** Start DATA RECORDS **
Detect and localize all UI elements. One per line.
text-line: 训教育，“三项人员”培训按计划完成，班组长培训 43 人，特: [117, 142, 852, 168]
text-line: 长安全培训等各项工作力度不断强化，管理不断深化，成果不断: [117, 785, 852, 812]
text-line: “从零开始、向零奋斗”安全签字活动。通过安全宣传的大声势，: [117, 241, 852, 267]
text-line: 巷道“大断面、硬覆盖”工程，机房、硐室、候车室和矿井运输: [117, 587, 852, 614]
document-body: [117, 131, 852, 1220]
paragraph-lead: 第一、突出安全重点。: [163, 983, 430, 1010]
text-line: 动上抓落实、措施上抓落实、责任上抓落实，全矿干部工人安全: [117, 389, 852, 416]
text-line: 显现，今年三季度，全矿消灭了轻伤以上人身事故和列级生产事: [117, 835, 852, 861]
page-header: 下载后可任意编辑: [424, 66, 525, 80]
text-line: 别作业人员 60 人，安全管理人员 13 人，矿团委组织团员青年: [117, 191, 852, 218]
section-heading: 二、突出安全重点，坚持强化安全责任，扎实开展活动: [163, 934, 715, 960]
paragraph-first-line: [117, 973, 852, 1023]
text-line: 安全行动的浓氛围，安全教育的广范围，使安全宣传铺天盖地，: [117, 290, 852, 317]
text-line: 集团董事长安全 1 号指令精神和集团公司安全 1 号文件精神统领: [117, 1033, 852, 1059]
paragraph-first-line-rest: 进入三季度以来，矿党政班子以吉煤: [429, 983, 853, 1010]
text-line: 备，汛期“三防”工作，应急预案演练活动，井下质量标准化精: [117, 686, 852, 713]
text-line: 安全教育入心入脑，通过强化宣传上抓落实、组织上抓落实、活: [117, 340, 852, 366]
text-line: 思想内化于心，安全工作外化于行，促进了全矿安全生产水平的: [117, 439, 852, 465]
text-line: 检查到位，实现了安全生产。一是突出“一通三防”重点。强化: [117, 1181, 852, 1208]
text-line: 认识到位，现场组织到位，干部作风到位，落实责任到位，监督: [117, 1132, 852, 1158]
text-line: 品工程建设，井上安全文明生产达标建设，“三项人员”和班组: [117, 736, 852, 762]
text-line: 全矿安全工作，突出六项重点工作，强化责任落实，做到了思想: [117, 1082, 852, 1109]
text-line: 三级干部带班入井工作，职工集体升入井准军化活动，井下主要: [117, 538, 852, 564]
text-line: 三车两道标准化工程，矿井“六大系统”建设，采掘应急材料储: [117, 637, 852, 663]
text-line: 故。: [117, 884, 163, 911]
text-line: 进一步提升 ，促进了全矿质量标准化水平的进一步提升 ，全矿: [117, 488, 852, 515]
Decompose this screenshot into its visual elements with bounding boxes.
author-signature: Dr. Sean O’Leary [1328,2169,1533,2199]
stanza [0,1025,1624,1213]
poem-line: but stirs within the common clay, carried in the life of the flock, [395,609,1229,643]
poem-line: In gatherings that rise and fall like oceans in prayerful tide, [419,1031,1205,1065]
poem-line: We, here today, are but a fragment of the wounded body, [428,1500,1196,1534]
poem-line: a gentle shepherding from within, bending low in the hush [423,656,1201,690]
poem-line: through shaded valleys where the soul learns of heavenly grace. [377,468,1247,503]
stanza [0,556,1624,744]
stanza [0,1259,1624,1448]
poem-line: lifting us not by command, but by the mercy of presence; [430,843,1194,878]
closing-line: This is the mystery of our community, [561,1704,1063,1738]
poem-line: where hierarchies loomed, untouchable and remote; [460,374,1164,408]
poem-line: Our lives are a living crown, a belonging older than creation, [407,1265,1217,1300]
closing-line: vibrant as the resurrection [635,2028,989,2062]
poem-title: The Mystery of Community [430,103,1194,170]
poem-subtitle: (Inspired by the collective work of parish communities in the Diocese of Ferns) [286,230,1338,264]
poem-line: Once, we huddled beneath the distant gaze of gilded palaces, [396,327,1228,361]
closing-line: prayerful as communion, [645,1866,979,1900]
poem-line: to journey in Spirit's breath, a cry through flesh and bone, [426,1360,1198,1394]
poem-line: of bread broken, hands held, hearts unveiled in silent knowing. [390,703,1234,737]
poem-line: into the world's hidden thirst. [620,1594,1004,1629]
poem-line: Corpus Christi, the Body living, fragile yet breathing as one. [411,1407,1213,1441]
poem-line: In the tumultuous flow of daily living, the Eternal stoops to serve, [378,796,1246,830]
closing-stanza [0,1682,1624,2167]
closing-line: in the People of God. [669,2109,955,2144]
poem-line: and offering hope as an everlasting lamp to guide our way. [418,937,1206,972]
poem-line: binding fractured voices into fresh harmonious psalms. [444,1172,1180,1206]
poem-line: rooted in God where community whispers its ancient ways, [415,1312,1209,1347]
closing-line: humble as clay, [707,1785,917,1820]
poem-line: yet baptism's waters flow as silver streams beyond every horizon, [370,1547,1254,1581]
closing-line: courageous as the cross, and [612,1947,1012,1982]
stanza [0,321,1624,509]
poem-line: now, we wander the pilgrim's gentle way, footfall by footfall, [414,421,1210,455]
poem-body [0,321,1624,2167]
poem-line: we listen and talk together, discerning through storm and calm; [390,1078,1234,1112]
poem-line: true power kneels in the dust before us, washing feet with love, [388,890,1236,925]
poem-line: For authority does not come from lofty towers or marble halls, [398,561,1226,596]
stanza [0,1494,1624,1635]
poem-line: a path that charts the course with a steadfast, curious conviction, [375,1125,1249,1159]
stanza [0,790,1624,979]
** End DATA RECORDS **
Reproduce every line of the items above without changing anything.

EXPECTED ANSWER |
Detect and localize all UI elements. One per line.
text-line: 训教育，“三项人员”培训按计划完成，班组长培训 43 人，特: [117, 142, 852, 168]
text-line: 长安全培训等各项工作力度不断强化，管理不断深化，成果不断: [117, 785, 852, 812]
text-line: “从零开始、向零奋斗”安全签字活动。通过安全宣传的大声势，: [117, 241, 852, 267]
text-line: 巷道“大断面、硬覆盖”工程，机房、硐室、候车室和矿井运输: [117, 587, 852, 614]
document-body: [117, 131, 852, 1220]
paragraph-lead: 第一、突出安全重点。: [163, 983, 430, 1010]
text-line: 动上抓落实、措施上抓落实、责任上抓落实，全矿干部工人安全: [117, 389, 852, 416]
text-line: 显现，今年三季度，全矿消灭了轻伤以上人身事故和列级生产事: [117, 835, 852, 861]
page-header: 下载后可任意编辑: [424, 66, 525, 80]
text-line: 别作业人员 60 人，安全管理人员 13 人，矿团委组织团员青年: [117, 191, 852, 218]
section-heading: 二、突出安全重点，坚持强化安全责任，扎实开展活动: [163, 934, 715, 960]
paragraph-first-line: [117, 973, 852, 1023]
text-line: 安全行动的浓氛围，安全教育的广范围，使安全宣传铺天盖地，: [117, 290, 852, 317]
text-line: 集团董事长安全 1 号指令精神和集团公司安全 1 号文件精神统领: [117, 1033, 852, 1059]
paragraph-first-line-rest: 进入三季度以来，矿党政班子以吉煤: [429, 983, 853, 1010]
text-line: 备，汛期“三防”工作，应急预案演练活动，井下质量标准化精: [117, 686, 852, 713]
text-line: 安全教育入心入脑，通过强化宣传上抓落实、组织上抓落实、活: [117, 340, 852, 366]
text-line: 思想内化于心，安全工作外化于行，促进了全矿安全生产水平的: [117, 439, 852, 465]
text-line: 检查到位，实现了安全生产。一是突出“一通三防”重点。强化: [117, 1181, 852, 1208]
text-line: 认识到位，现场组织到位，干部作风到位，落实责任到位，监督: [117, 1132, 852, 1158]
text-line: 品工程建设，井上安全文明生产达标建设，“三项人员”和班组: [117, 736, 852, 762]
text-line: 全矿安全工作，突出六项重点工作，强化责任落实，做到了思想: [117, 1082, 852, 1109]
text-line: 三级干部带班入井工作，职工集体升入井准军化活动，井下主要: [117, 538, 852, 564]
text-line: 三车两道标准化工程，矿井“六大系统”建设，采掘应急材料储: [117, 637, 852, 663]
text-line: 故。: [117, 884, 163, 911]
text-line: 进一步提升 ，促进了全矿质量标准化水平的进一步提升 ，全矿: [117, 488, 852, 515]
Decompose this screenshot into its visual elements with bounding boxes.
author-signature: Dr. Sean O’Leary [1328,2169,1533,2199]
stanza [0,1025,1624,1213]
poem-line: but stirs within the common clay, carried in the life of the flock, [395,609,1229,643]
poem-line: In gatherings that rise and fall like oceans in prayerful tide, [419,1031,1205,1065]
poem-line: We, here today, are but a fragment of the wounded body, [428,1500,1196,1534]
poem-line: a gentle shepherding from within, bending low in the hush [423,656,1201,690]
poem-line: through shaded valleys where the soul learns of heavenly grace. [377,468,1247,503]
stanza [0,556,1624,744]
stanza [0,1259,1624,1448]
poem-line: lifting us not by command, but by the mercy of presence; [430,843,1194,878]
closing-line: This is the mystery of our community, [561,1704,1063,1738]
poem-line: where hierarchies loomed, untouchable and remote; [460,374,1164,408]
poem-line: Our lives are a living crown, a belonging older than creation, [407,1265,1217,1300]
closing-line: vibrant as the resurrection [635,2028,989,2062]
poem-title: The Mystery of Community [430,103,1194,170]
poem-subtitle: (Inspired by the collective work of parish communities in the Diocese of Ferns) [286,230,1338,264]
poem-line: Once, we huddled beneath the distant gaze of gilded palaces, [396,327,1228,361]
closing-line: prayerful as communion, [645,1866,979,1900]
poem-line: to journey in Spirit's breath, a cry through flesh and bone, [426,1360,1198,1394]
poem-line: of bread broken, hands held, hearts unveiled in silent knowing. [390,703,1234,737]
poem-line: into the world's hidden thirst. [620,1594,1004,1629]
poem-line: Corpus Christi, the Body living, fragile yet breathing as one. [411,1407,1213,1441]
poem-line: In the tumultuous flow of daily living, the Eternal stoops to serve, [378,796,1246,830]
closing-stanza [0,1682,1624,2167]
closing-line: in the People of God. [669,2109,955,2144]
poem-line: and offering hope as an everlasting lamp to guide our way. [418,937,1206,972]
poem-line: binding fractured voices into fresh harmonious psalms. [444,1172,1180,1206]
poem-line: rooted in God where community whispers its ancient ways, [415,1312,1209,1347]
closing-line: humble as clay, [707,1785,917,1820]
poem-line: yet baptism's waters flow as silver streams beyond every horizon, [370,1547,1254,1581]
closing-line: courageous as the cross, and [612,1947,1012,1982]
stanza [0,321,1624,509]
poem-line: now, we wander the pilgrim's gentle way, footfall by footfall, [414,421,1210,455]
poem-body [0,321,1624,2167]
poem-line: we listen and talk together, discerning through storm and calm; [390,1078,1234,1112]
poem-line: true power kneels in the dust before us, washing feet with love, [388,890,1236,925]
poem-line: For authority does not come from lofty towers or marble halls, [398,561,1226,596]
stanza [0,1494,1624,1635]
poem-line: a path that charts the course with a steadfast, curious conviction, [375,1125,1249,1159]
stanza [0,790,1624,979]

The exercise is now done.